* What you will do
Give back the full material, exactly as it reads.

-------- Data shown

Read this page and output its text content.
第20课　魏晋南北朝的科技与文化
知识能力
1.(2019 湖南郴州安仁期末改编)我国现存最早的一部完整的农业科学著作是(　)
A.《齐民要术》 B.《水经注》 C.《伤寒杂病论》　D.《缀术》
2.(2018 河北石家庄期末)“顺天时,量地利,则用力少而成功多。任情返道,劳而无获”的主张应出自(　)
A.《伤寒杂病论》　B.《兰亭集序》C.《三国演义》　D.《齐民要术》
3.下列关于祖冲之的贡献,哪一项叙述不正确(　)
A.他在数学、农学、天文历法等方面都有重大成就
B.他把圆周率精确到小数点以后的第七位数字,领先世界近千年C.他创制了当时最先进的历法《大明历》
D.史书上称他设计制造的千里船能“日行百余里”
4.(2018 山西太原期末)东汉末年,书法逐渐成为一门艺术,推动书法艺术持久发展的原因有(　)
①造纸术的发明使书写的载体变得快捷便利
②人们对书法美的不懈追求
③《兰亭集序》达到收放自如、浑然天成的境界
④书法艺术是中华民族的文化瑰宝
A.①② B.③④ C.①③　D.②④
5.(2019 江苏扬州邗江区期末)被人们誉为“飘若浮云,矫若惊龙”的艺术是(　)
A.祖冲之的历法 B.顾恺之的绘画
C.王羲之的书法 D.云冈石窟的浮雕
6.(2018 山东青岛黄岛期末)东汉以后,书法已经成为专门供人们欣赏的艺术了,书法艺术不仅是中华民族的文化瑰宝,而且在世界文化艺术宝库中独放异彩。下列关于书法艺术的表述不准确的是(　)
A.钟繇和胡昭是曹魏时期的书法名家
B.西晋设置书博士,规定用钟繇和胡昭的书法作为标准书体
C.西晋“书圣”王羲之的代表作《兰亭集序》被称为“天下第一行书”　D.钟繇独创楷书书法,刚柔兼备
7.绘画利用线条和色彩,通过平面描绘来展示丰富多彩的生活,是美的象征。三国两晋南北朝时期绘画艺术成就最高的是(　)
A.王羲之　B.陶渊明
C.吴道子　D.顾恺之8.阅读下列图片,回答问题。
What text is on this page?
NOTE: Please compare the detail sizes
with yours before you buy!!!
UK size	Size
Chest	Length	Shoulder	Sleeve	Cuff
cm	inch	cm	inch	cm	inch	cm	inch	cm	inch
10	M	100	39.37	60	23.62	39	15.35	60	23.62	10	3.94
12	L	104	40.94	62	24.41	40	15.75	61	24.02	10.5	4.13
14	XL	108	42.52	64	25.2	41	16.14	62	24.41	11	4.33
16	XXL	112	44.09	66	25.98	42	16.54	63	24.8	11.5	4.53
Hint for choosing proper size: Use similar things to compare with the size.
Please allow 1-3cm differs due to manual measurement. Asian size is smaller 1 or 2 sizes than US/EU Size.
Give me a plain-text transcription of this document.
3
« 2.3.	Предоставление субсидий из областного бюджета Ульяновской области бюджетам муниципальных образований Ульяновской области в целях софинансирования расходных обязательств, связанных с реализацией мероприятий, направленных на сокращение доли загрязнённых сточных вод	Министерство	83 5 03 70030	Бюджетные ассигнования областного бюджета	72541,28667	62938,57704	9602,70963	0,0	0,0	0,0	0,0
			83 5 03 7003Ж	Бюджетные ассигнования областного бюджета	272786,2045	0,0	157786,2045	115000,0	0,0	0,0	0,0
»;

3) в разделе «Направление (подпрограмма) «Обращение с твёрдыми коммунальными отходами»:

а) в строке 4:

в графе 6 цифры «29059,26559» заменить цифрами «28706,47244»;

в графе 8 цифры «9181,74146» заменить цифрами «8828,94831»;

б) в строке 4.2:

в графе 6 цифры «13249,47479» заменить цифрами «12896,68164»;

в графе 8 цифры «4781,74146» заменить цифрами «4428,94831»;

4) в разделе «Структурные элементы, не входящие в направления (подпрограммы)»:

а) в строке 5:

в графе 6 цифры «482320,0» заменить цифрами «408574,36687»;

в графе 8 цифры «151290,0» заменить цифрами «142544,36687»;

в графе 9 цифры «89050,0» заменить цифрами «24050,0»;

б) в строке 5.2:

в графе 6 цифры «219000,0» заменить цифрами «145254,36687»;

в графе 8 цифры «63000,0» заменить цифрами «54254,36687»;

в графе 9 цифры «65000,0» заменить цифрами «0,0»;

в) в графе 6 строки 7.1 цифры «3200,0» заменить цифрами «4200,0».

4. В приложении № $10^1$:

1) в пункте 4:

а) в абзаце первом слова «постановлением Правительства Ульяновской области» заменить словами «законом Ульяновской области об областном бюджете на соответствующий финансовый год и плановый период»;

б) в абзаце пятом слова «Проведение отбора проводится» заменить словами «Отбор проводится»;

----------------

* Reply to the exercise
Read this page and output its text content.
第20课　魏晋南北朝的科技与文化
知识能力
1.(2019 湖南郴州安仁期末改编)我国现存最早的一部完整的农业科学著作是(　)
A.《齐民要术》 B.《水经注》 C.《伤寒杂病论》　D.《缀术》
2.(2018 河北石家庄期末)“顺天时,量地利,则用力少而成功多。任情返道,劳而无获”的主张应出自(　)
A.《伤寒杂病论》　B.《兰亭集序》C.《三国演义》　D.《齐民要术》
3.下列关于祖冲之的贡献,哪一项叙述不正确(　)
A.他在数学、农学、天文历法等方面都有重大成就
B.他把圆周率精确到小数点以后的第七位数字,领先世界近千年C.他创制了当时最先进的历法《大明历》
D.史书上称他设计制造的千里船能“日行百余里”
4.(2018 山西太原期末)东汉末年,书法逐渐成为一门艺术,推动书法艺术持久发展的原因有(　)
①造纸术的发明使书写的载体变得快捷便利
②人们对书法美的不懈追求
③《兰亭集序》达到收放自如、浑然天成的境界
④书法艺术是中华民族的文化瑰宝
A.①② B.③④ C.①③　D.②④
5.(2019 江苏扬州邗江区期末)被人们誉为“飘若浮云,矫若惊龙”的艺术是(　)
A.祖冲之的历法 B.顾恺之的绘画
C.王羲之的书法 D.云冈石窟的浮雕
6.(2018 山东青岛黄岛期末)东汉以后,书法已经成为专门供人们欣赏的艺术了,书法艺术不仅是中华民族的文化瑰宝,而且在世界文化艺术宝库中独放异彩。下列关于书法艺术的表述不准确的是(　)
A.钟繇和胡昭是曹魏时期的书法名家
B.西晋设置书博士,规定用钟繇和胡昭的书法作为标准书体
C.西晋“书圣”王羲之的代表作《兰亭集序》被称为“天下第一行书”　D.钟繇独创楷书书法,刚柔兼备
7.绘画利用线条和色彩,通过平面描绘来展示丰富多彩的生活,是美的象征。三国两晋南北朝时期绘画艺术成就最高的是(　)
A.王羲之　B.陶渊明
C.吴道子　D.顾恺之8.阅读下列图片,回答问题。
What text is on this page?
NOTE: Please compare the detail sizes
with yours before you buy!!!
UK size	Size
Chest	Length	Shoulder	Sleeve	Cuff
cm	inch	cm	inch	cm	inch	cm	inch	cm	inch
10	M	100	39.37	60	23.62	39	15.35	60	23.62	10	3.94
12	L	104	40.94	62	24.41	40	15.75	61	24.02	10.5	4.13
14	XL	108	42.52	64	25.2	41	16.14	62	24.41	11	4.33
16	XXL	112	44.09	66	25.98	42	16.54	63	24.8	11.5	4.53
Hint for choosing proper size: Use similar things to compare with the size.
Please allow 1-3cm differs due to manual measurement. Asian size is smaller 1 or 2 sizes than US/EU Size.
Give me a plain-text transcription of this document.
3
« 2.3.	Предоставление субсидий из областного бюджета Ульяновской области бюджетам муниципальных образований Ульяновской области в целях софинансирования расходных обязательств, связанных с реализацией мероприятий, направленных на сокращение доли загрязнённых сточных вод	Министерство	83 5 03 70030	Бюджетные ассигнования областного бюджета	72541,28667	62938,57704	9602,70963	0,0	0,0	0,0	0,0
			83 5 03 7003Ж	Бюджетные ассигнования областного бюджета	272786,2045	0,0	157786,2045	115000,0	0,0	0,0	0,0
»;

3) в разделе «Направление (подпрограмма) «Обращение с твёрдыми коммунальными отходами»:

а) в строке 4:

в графе 6 цифры «29059,26559» заменить цифрами «28706,47244»;

в графе 8 цифры «9181,74146» заменить цифрами «8828,94831»;

б) в строке 4.2:

в графе 6 цифры «13249,47479» заменить цифрами «12896,68164»;

в графе 8 цифры «4781,74146» заменить цифрами «4428,94831»;

4) в разделе «Структурные элементы, не входящие в направления (подпрограммы)»:

а) в строке 5:

в графе 6 цифры «482320,0» заменить цифрами «408574,36687»;

в графе 8 цифры «151290,0» заменить цифрами «142544,36687»;

в графе 9 цифры «89050,0» заменить цифрами «24050,0»;

б) в строке 5.2:

в графе 6 цифры «219000,0» заменить цифрами «145254,36687»;

в графе 8 цифры «63000,0» заменить цифрами «54254,36687»;

в графе 9 цифры «65000,0» заменить цифрами «0,0»;

в) в графе 6 строки 7.1 цифры «3200,0» заменить цифрами «4200,0».

4. В приложении № $10^1$:

1) в пункте 4:

а) в абзаце первом слова «постановлением Правительства Ульяновской области» заменить словами «законом Ульяновской области об областном бюджете на соответствующий финансовый год и плановый период»;

б) в абзаце пятом слова «Проведение отбора проводится» заменить словами «Отбор проводится»;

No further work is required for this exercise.